* start SUPPLIED MATERIAL *

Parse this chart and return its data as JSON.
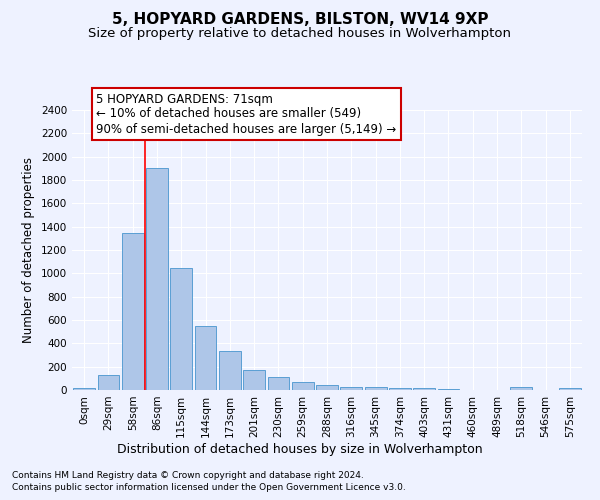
{
  "title": "5, HOPYARD GARDENS, BILSTON, WV14 9XP",
  "subtitle": "Size of property relative to detached houses in Wolverhampton",
  "xlabel": "Distribution of detached houses by size in Wolverhampton",
  "ylabel": "Number of detached properties",
  "bar_values": [
    15,
    125,
    1350,
    1900,
    1045,
    545,
    335,
    170,
    110,
    65,
    40,
    30,
    25,
    15,
    20,
    5,
    0,
    0,
    25,
    0,
    15
  ],
  "bar_labels": [
    "0sqm",
    "29sqm",
    "58sqm",
    "86sqm",
    "115sqm",
    "144sqm",
    "173sqm",
    "201sqm",
    "230sqm",
    "259sqm",
    "288sqm",
    "316sqm",
    "345sqm",
    "374sqm",
    "403sqm",
    "431sqm",
    "460sqm",
    "489sqm",
    "518sqm",
    "546sqm",
    "575sqm"
  ],
  "bar_color": "#aec6e8",
  "bar_edgecolor": "#5a9fd4",
  "ylim": [
    0,
    2400
  ],
  "yticks": [
    0,
    200,
    400,
    600,
    800,
    1000,
    1200,
    1400,
    1600,
    1800,
    2000,
    2200,
    2400
  ],
  "red_line_x": 2.5,
  "annotation_line1": "5 HOPYARD GARDENS: 71sqm",
  "annotation_line2": "← 10% of detached houses are smaller (549)",
  "annotation_line3": "90% of semi-detached houses are larger (5,149) →",
  "annotation_box_color": "#ffffff",
  "annotation_box_edgecolor": "#cc0000",
  "footer_line1": "Contains HM Land Registry data © Crown copyright and database right 2024.",
  "footer_line2": "Contains public sector information licensed under the Open Government Licence v3.0.",
  "background_color": "#eef2ff",
  "grid_color": "#ffffff",
  "title_fontsize": 11,
  "subtitle_fontsize": 9.5,
  "ylabel_fontsize": 8.5,
  "xlabel_fontsize": 9,
  "tick_fontsize": 7.5,
  "annotation_fontsize": 8.5,
  "footer_fontsize": 6.5
}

* end SUPPLIED MATERIAL *

• EXERCISE BRIEF
Pictures are to be left out; repeat all the remaining data exactly.

• RESULT
Parse this chart and return its data as JSON.
{
  "title": "5, HOPYARD GARDENS, BILSTON, WV14 9XP",
  "subtitle": "Size of property relative to detached houses in Wolverhampton",
  "xlabel": "Distribution of detached houses by size in Wolverhampton",
  "ylabel": "Number of detached properties",
  "bar_values": [
    15,
    125,
    1350,
    1900,
    1045,
    545,
    335,
    170,
    110,
    65,
    40,
    30,
    25,
    15,
    20,
    5,
    0,
    0,
    25,
    0,
    15
  ],
  "bar_labels": [
    "0sqm",
    "29sqm",
    "58sqm",
    "86sqm",
    "115sqm",
    "144sqm",
    "173sqm",
    "201sqm",
    "230sqm",
    "259sqm",
    "288sqm",
    "316sqm",
    "345sqm",
    "374sqm",
    "403sqm",
    "431sqm",
    "460sqm",
    "489sqm",
    "518sqm",
    "546sqm",
    "575sqm"
  ],
  "bar_color": "#aec6e8",
  "bar_edgecolor": "#5a9fd4",
  "ylim": [
    0,
    2400
  ],
  "yticks": [
    0,
    200,
    400,
    600,
    800,
    1000,
    1200,
    1400,
    1600,
    1800,
    2000,
    2200,
    2400
  ],
  "red_line_x": 2.5,
  "annotation_line1": "5 HOPYARD GARDENS: 71sqm",
  "annotation_line2": "← 10% of detached houses are smaller (549)",
  "annotation_line3": "90% of semi-detached houses are larger (5,149) →",
  "annotation_box_color": "#ffffff",
  "annotation_box_edgecolor": "#cc0000",
  "footer_line1": "Contains HM Land Registry data © Crown copyright and database right 2024.",
  "footer_line2": "Contains public sector information licensed under the Open Government Licence v3.0.",
  "background_color": "#eef2ff",
  "grid_color": "#ffffff",
  "title_fontsize": 11,
  "subtitle_fontsize": 9.5,
  "ylabel_fontsize": 8.5,
  "xlabel_fontsize": 9,
  "tick_fontsize": 7.5,
  "annotation_fontsize": 8.5,
  "footer_fontsize": 6.5
}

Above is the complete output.